Entries supplied ▸
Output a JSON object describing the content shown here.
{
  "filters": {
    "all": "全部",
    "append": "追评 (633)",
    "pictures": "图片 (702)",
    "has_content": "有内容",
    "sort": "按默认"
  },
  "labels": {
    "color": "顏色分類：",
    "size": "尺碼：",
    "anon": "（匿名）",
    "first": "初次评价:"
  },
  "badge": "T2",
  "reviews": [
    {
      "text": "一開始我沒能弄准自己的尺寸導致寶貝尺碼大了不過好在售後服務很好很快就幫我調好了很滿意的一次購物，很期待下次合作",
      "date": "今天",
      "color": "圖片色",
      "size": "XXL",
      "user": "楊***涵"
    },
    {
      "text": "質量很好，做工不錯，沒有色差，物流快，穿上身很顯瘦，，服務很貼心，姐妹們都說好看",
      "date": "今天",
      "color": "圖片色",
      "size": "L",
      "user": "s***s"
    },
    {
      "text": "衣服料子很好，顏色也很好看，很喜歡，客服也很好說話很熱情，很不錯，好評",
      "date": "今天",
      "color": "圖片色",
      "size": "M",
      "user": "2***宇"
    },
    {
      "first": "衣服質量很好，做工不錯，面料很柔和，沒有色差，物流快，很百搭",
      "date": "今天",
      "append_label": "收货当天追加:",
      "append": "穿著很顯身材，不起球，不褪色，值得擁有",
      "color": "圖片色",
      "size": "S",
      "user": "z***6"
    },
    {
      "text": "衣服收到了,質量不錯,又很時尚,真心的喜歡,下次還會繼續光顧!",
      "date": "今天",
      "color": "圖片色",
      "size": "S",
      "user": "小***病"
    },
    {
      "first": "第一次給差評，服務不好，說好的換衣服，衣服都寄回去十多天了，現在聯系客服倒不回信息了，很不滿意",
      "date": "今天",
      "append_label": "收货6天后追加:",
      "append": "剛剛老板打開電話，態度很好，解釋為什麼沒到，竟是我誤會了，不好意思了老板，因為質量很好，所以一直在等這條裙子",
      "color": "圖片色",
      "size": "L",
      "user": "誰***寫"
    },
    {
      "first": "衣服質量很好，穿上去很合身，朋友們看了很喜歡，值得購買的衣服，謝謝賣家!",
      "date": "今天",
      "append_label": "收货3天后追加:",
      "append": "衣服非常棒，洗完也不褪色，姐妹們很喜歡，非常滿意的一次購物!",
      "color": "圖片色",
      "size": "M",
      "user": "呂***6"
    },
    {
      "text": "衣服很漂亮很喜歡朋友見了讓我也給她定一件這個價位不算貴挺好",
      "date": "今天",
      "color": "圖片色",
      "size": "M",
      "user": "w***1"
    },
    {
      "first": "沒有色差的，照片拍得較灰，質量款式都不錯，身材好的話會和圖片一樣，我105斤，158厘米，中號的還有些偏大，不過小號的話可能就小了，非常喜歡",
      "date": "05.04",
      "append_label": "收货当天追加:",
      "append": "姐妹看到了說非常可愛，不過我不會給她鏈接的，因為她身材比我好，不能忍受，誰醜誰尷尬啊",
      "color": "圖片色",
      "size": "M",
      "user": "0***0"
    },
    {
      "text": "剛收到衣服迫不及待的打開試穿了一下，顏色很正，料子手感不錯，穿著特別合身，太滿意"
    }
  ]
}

Set problem ▸
Show every line in the entries where the string "做工不錯" occurs.

Answer to this task ▸
      "text": "質量很好，做工不錯，沒有色差，物流快，穿上身很顯瘦，，服務很貼心，姐妹們都說好看",
      "first": "衣服質量很好，做工不錯，面料很柔和，沒有色差，物流快，很百搭",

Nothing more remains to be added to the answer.